■ Given task
Write out the listing below without alteration, omitting its pictures.
═══ Entries shown ═══
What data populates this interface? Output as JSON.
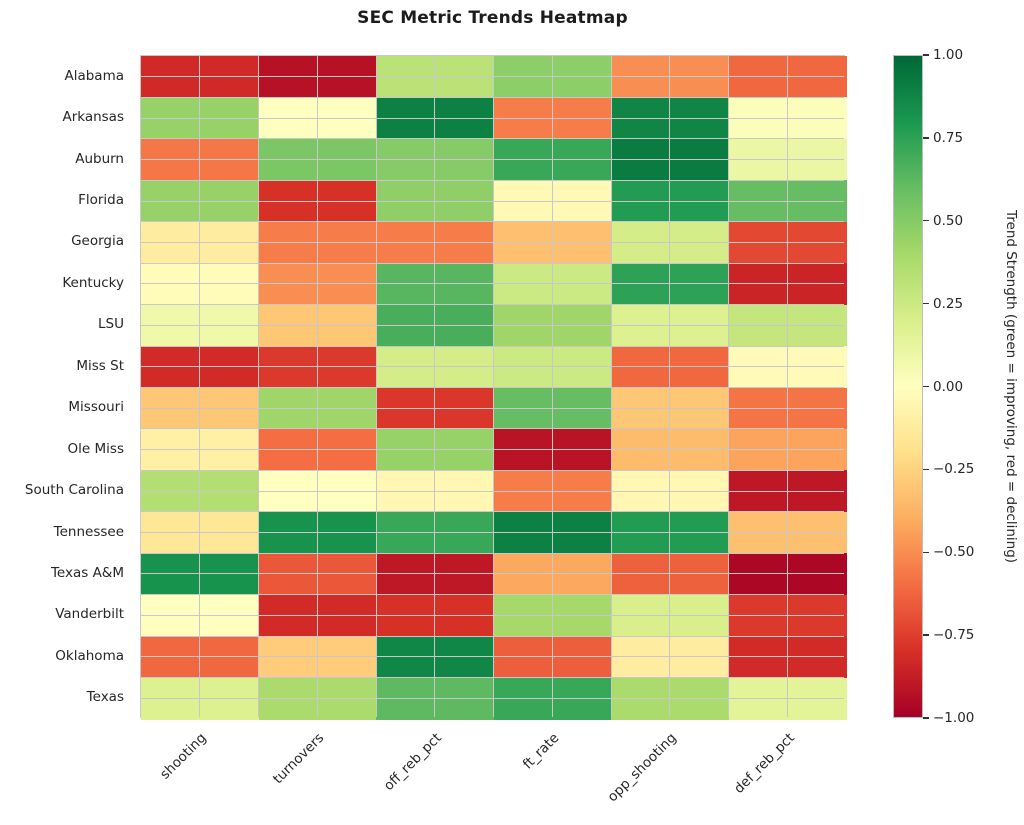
{
  "title": "SEC Metric Trends Heatmap",
  "chart_data": {
    "type": "heatmap",
    "title": "SEC Metric Trends Heatmap",
    "x_categories": [
      "shooting",
      "turnovers",
      "off_reb_pct",
      "ft_rate",
      "opp_shooting",
      "def_reb_pct"
    ],
    "y_categories": [
      "Alabama",
      "Arkansas",
      "Auburn",
      "Florida",
      "Georgia",
      "Kentucky",
      "LSU",
      "Miss St",
      "Missouri",
      "Ole Miss",
      "South Carolina",
      "Tennessee",
      "Texas A&M",
      "Vanderbilt",
      "Oklahoma",
      "Texas"
    ],
    "values": [
      [
        -0.83,
        -0.93,
        0.32,
        0.48,
        -0.5,
        -0.62
      ],
      [
        0.45,
        0.0,
        0.9,
        -0.55,
        0.88,
        0.02
      ],
      [
        -0.57,
        0.53,
        0.5,
        0.72,
        0.92,
        0.1
      ],
      [
        0.45,
        -0.8,
        0.47,
        -0.04,
        0.78,
        0.6
      ],
      [
        -0.12,
        -0.55,
        -0.55,
        -0.33,
        0.22,
        -0.72
      ],
      [
        -0.02,
        -0.5,
        0.64,
        0.25,
        0.75,
        -0.85
      ],
      [
        0.08,
        -0.3,
        0.68,
        0.42,
        0.18,
        0.28
      ],
      [
        -0.82,
        -0.77,
        0.22,
        0.25,
        -0.62,
        -0.03
      ],
      [
        -0.3,
        0.42,
        -0.78,
        0.6,
        -0.3,
        -0.58
      ],
      [
        -0.1,
        -0.6,
        0.45,
        -0.92,
        -0.35,
        -0.43
      ],
      [
        0.35,
        0.0,
        -0.05,
        -0.55,
        -0.05,
        -0.9
      ],
      [
        -0.15,
        0.82,
        0.72,
        0.9,
        0.78,
        -0.33
      ],
      [
        0.82,
        -0.67,
        -0.9,
        -0.42,
        -0.64,
        -0.97
      ],
      [
        0.0,
        -0.82,
        -0.8,
        0.4,
        0.2,
        -0.77
      ],
      [
        -0.62,
        -0.28,
        0.87,
        -0.65,
        -0.12,
        -0.82
      ],
      [
        0.18,
        0.38,
        0.62,
        0.72,
        0.38,
        0.15
      ]
    ],
    "vmin": -1,
    "vmax": 1,
    "grid": true,
    "grid_color": "#c8c8c8",
    "colormap_name": "RdYlGn",
    "colormap_stops": [
      [
        -1.0,
        "#a50026"
      ],
      [
        -0.8,
        "#d73027"
      ],
      [
        -0.6,
        "#f46d43"
      ],
      [
        -0.4,
        "#fdae61"
      ],
      [
        -0.2,
        "#fee08b"
      ],
      [
        0.0,
        "#ffffbf"
      ],
      [
        0.2,
        "#d9ef8b"
      ],
      [
        0.4,
        "#a6d96a"
      ],
      [
        0.6,
        "#66bd63"
      ],
      [
        0.8,
        "#1a9850"
      ],
      [
        1.0,
        "#006837"
      ]
    ],
    "colorbar": {
      "label": "Trend Strength (green = improving, red = declining)",
      "tick_labels": [
        "1.00",
        "0.75",
        "0.50",
        "0.25",
        "0.00",
        "−0.25",
        "−0.50",
        "−0.75",
        "−1.00"
      ],
      "tick_values": [
        1.0,
        0.75,
        0.5,
        0.25,
        0.0,
        -0.25,
        -0.5,
        -0.75,
        -1.0
      ]
    }
  }
}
═══
■ Written response
What data populates this interface? Output as JSON.
{
  "title": "SEC Metric Trends Heatmap",
  "chart_data": {
    "type": "heatmap",
    "title": "SEC Metric Trends Heatmap",
    "x_categories": [
      "shooting",
      "turnovers",
      "off_reb_pct",
      "ft_rate",
      "opp_shooting",
      "def_reb_pct"
    ],
    "y_categories": [
      "Alabama",
      "Arkansas",
      "Auburn",
      "Florida",
      "Georgia",
      "Kentucky",
      "LSU",
      "Miss St",
      "Missouri",
      "Ole Miss",
      "South Carolina",
      "Tennessee",
      "Texas A&M",
      "Vanderbilt",
      "Oklahoma",
      "Texas"
    ],
    "values": [
      [
        -0.83,
        -0.93,
        0.32,
        0.48,
        -0.5,
        -0.62
      ],
      [
        0.45,
        0.0,
        0.9,
        -0.55,
        0.88,
        0.02
      ],
      [
        -0.57,
        0.53,
        0.5,
        0.72,
        0.92,
        0.1
      ],
      [
        0.45,
        -0.8,
        0.47,
        -0.04,
        0.78,
        0.6
      ],
      [
        -0.12,
        -0.55,
        -0.55,
        -0.33,
        0.22,
        -0.72
      ],
      [
        -0.02,
        -0.5,
        0.64,
        0.25,
        0.75,
        -0.85
      ],
      [
        0.08,
        -0.3,
        0.68,
        0.42,
        0.18,
        0.28
      ],
      [
        -0.82,
        -0.77,
        0.22,
        0.25,
        -0.62,
        -0.03
      ],
      [
        -0.3,
        0.42,
        -0.78,
        0.6,
        -0.3,
        -0.58
      ],
      [
        -0.1,
        -0.6,
        0.45,
        -0.92,
        -0.35,
        -0.43
      ],
      [
        0.35,
        0.0,
        -0.05,
        -0.55,
        -0.05,
        -0.9
      ],
      [
        -0.15,
        0.82,
        0.72,
        0.9,
        0.78,
        -0.33
      ],
      [
        0.82,
        -0.67,
        -0.9,
        -0.42,
        -0.64,
        -0.97
      ],
      [
        0.0,
        -0.82,
        -0.8,
        0.4,
        0.2,
        -0.77
      ],
      [
        -0.62,
        -0.28,
        0.87,
        -0.65,
        -0.12,
        -0.82
      ],
      [
        0.18,
        0.38,
        0.62,
        0.72,
        0.38,
        0.15
      ]
    ],
    "vmin": -1,
    "vmax": 1,
    "grid": true,
    "grid_color": "#c8c8c8",
    "colormap_name": "RdYlGn",
    "colormap_stops": [
      [
        -1.0,
        "#a50026"
      ],
      [
        -0.8,
        "#d73027"
      ],
      [
        -0.6,
        "#f46d43"
      ],
      [
        -0.4,
        "#fdae61"
      ],
      [
        -0.2,
        "#fee08b"
      ],
      [
        0.0,
        "#ffffbf"
      ],
      [
        0.2,
        "#d9ef8b"
      ],
      [
        0.4,
        "#a6d96a"
      ],
      [
        0.6,
        "#66bd63"
      ],
      [
        0.8,
        "#1a9850"
      ],
      [
        1.0,
        "#006837"
      ]
    ],
    "colorbar": {
      "label": "Trend Strength (green = improving, red = declining)",
      "tick_labels": [
        "1.00",
        "0.75",
        "0.50",
        "0.25",
        "0.00",
        "−0.25",
        "−0.50",
        "−0.75",
        "−1.00"
      ],
      "tick_values": [
        1.0,
        0.75,
        0.5,
        0.25,
        0.0,
        -0.25,
        -0.5,
        -0.75,
        -1.0
      ]
    }
  }
}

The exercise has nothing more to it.